### Instructions to follow
Continue the write-up on predicting height from sex and left-arm length, picking up right after its final sentence.

### Given text
++++

## 4 4 Male 69 25 25.5 25.5 25.5 10 8 58.5
## 5 5 Male 65 25 25 23.5 23 9.5 9.4 57
## 6 6 Male 79 30.5 30.5 28 28 8.5 8.5 58.5
## # ... with 1 more variable: nose <dbl>
tail(raw_data)
## # A tibble: 6 x 11
## Obs Sex Height LeftArm RtArm LeftFoot RtFoot LeftHand RtHand HeadCirc
## <int> <chr> <dbl> <dbl> <dbl> <dbl> <dbl> <dbl> <dbl> <dbl>
## 1 50 Fema~ 65 22.5 23 22.9 23.2 7.5 7.4 57
## 2 51 Fema~ 61 22.2 22.2 22 22.2 6.9 6.9 55.2
## 3 52 Fema~ 63 23 23 24 23 7.5 8 53
## 4 53 Fema~ 71 25.5 28 25.5 28 7.5 7.5 54.5
## 5 54 Fema~ 68 24.5 24.5 24.5 25.5 7 6.5 57.8
## 6 55 Fema~ 62 26 26 23 23 6 6 56
## # ... with 1 more variable: nose <dbl>
For the purposes of the assignment, I’m limiting myself to only the categorical variable of Sex (coded Male/Female) and the quantitative variable of LeftArm in order to predict the response variable of Height.

++++

### Collection entries
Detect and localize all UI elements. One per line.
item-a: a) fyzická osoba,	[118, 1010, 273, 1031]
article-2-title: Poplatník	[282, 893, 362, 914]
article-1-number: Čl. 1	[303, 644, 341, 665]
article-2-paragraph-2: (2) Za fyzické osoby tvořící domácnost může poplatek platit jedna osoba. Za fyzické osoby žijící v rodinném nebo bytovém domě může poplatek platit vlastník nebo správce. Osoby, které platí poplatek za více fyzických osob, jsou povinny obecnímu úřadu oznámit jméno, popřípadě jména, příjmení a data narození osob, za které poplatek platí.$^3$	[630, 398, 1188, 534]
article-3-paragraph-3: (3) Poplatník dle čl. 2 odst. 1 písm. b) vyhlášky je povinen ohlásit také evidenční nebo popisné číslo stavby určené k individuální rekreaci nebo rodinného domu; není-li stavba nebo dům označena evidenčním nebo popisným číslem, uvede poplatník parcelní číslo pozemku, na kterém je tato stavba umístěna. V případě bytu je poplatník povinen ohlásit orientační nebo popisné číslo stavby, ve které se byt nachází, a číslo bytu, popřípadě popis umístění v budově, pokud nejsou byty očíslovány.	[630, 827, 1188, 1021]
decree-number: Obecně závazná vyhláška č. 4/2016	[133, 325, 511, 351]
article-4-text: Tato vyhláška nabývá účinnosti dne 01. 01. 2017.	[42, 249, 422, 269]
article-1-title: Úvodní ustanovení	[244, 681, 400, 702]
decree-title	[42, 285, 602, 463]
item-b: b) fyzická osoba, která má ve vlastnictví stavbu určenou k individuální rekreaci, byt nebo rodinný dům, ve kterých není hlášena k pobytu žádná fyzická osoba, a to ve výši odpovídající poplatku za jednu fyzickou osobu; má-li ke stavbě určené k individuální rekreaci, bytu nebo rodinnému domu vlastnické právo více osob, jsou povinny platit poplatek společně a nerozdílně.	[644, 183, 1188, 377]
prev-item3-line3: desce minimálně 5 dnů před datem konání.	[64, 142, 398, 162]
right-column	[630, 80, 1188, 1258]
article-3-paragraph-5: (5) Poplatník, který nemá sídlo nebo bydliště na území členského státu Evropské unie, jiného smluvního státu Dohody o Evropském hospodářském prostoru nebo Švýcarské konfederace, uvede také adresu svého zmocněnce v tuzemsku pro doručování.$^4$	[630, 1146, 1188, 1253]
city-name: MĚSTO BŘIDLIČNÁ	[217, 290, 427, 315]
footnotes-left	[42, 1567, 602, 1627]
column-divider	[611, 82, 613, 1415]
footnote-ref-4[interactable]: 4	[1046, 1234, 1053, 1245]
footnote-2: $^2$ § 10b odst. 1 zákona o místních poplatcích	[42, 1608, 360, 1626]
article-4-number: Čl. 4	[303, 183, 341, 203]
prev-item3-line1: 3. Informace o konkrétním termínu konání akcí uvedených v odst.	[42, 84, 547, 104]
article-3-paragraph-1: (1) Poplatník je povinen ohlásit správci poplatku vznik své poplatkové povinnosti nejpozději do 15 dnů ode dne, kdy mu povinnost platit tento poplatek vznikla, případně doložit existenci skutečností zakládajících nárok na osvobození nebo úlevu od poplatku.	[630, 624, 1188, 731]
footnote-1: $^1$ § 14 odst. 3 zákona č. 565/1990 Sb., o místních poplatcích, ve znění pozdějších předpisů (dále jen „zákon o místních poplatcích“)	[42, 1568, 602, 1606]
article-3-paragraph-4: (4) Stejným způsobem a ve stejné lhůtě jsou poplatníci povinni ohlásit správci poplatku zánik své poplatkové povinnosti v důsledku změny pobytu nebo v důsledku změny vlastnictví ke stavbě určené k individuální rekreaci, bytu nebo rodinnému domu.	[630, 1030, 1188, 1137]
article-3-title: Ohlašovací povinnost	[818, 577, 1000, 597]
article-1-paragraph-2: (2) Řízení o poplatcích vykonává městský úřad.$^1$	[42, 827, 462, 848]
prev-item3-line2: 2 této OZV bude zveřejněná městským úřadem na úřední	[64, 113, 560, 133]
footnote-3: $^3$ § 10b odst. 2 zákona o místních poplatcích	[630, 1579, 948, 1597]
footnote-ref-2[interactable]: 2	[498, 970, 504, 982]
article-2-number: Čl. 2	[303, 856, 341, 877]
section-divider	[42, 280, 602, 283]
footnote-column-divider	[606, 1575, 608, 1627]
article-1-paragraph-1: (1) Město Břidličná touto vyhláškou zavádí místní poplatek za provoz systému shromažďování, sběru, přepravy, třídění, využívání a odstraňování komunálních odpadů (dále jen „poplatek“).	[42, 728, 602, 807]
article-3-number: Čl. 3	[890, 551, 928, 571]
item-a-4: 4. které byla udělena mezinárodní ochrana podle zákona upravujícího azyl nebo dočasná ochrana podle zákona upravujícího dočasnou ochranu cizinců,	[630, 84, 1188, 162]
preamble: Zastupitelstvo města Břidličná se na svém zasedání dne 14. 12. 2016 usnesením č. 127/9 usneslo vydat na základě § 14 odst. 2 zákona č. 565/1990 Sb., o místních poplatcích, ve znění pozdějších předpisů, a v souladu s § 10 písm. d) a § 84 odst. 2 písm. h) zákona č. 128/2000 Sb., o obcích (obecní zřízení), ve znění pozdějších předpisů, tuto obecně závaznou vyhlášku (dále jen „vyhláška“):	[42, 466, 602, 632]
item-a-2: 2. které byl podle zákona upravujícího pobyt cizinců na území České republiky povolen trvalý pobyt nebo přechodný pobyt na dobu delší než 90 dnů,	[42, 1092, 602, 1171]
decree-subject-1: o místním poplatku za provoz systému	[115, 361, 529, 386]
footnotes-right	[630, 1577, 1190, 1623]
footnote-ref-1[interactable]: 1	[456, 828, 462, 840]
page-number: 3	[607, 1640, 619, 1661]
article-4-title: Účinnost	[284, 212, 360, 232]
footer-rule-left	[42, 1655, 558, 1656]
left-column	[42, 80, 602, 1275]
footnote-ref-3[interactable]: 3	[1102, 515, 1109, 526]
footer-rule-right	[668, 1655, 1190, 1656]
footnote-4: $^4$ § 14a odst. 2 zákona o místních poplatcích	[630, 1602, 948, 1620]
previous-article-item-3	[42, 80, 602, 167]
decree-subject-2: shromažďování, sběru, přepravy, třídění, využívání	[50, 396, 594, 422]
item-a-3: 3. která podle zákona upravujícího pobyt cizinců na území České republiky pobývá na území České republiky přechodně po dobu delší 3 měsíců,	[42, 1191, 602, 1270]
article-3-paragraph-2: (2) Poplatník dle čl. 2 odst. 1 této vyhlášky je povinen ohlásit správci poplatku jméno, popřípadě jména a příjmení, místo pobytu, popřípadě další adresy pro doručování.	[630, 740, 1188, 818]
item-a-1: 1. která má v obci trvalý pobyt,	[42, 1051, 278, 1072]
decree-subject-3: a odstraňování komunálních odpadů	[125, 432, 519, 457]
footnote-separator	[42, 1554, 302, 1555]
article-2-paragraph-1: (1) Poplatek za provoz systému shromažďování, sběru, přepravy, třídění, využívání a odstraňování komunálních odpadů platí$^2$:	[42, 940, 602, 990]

++++

### Your response
raw_data <- raw_data %>%
select(Height, Sex, LeftArm)
Examining the distribution of LeftArm shows a very rough normal distribution. It is difficult to draw any conclusions from the data due to the limited number of observations.
ggplot(raw_data) +
geom_histogram(aes(LeftArm), bins=15)
The below plot explores the relationship between the three variables. There are some positive signs in this plot. Sex appears to be a significant factor in determining height and there appears to be some positive correlation between LeftArm length and Height. It is difficult to tell if this is a linear relationship or could benefit from a quadradic term.
ggplot(raw_data, aes(LeftArm, Height, group=Sex, color=Sex)) +
geom_point() +
geom_smooth(method='lm')
I performed the regression as indicated by the assignment and the result is that while the data has some predictive value overall, no single predictor is statistically significant. This was a disappointing result given the initial exploration.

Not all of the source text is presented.